OBJECTIVE:
From the listing that follows, output everything exactly except the pictures.

Recorded data:
--------------------------------

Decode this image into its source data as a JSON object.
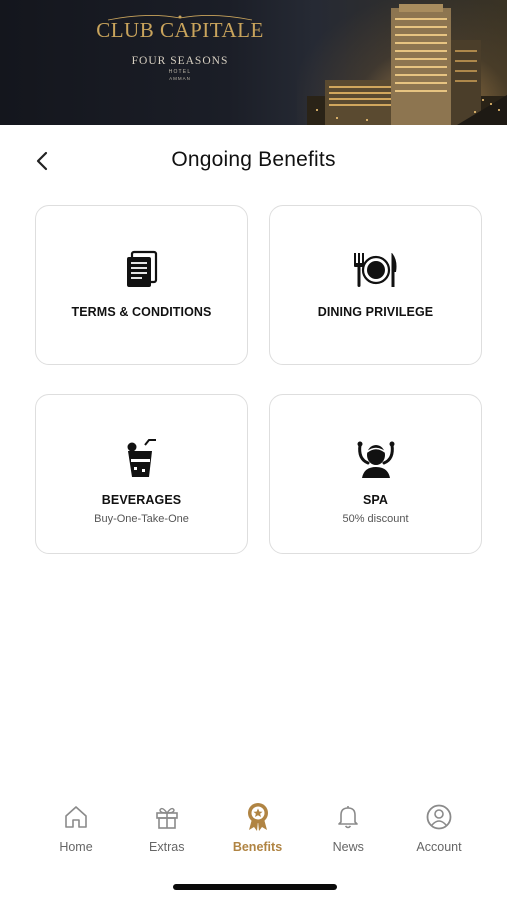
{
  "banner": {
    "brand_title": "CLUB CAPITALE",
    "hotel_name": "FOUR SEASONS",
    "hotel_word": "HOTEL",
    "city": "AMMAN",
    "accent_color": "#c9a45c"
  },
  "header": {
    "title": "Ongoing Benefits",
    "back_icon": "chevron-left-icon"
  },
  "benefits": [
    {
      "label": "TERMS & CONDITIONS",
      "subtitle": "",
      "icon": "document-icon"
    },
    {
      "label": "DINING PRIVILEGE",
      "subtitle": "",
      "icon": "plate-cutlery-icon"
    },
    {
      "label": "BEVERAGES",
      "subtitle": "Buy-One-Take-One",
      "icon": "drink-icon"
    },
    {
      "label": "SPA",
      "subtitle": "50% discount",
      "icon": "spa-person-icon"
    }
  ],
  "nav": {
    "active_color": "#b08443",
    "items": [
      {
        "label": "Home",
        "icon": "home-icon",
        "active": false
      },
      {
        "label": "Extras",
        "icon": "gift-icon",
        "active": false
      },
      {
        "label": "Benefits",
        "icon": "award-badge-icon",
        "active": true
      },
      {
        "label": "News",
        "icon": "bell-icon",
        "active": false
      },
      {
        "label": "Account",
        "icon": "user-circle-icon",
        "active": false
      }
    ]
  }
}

--------------------------------

PROBLEM SOLUTION:
Decode this image into its source data as a JSON object.
{
  "banner": {
    "brand_title": "CLUB CAPITALE",
    "hotel_name": "FOUR SEASONS",
    "hotel_word": "HOTEL",
    "city": "AMMAN",
    "accent_color": "#c9a45c"
  },
  "header": {
    "title": "Ongoing Benefits",
    "back_icon": "chevron-left-icon"
  },
  "benefits": [
    {
      "label": "TERMS & CONDITIONS",
      "subtitle": "",
      "icon": "document-icon"
    },
    {
      "label": "DINING PRIVILEGE",
      "subtitle": "",
      "icon": "plate-cutlery-icon"
    },
    {
      "label": "BEVERAGES",
      "subtitle": "Buy-One-Take-One",
      "icon": "drink-icon"
    },
    {
      "label": "SPA",
      "subtitle": "50% discount",
      "icon": "spa-person-icon"
    }
  ],
  "nav": {
    "active_color": "#b08443",
    "items": [
      {
        "label": "Home",
        "icon": "home-icon",
        "active": false
      },
      {
        "label": "Extras",
        "icon": "gift-icon",
        "active": false
      },
      {
        "label": "Benefits",
        "icon": "award-badge-icon",
        "active": true
      },
      {
        "label": "News",
        "icon": "bell-icon",
        "active": false
      },
      {
        "label": "Account",
        "icon": "user-circle-icon",
        "active": false
      }
    ]
  }
}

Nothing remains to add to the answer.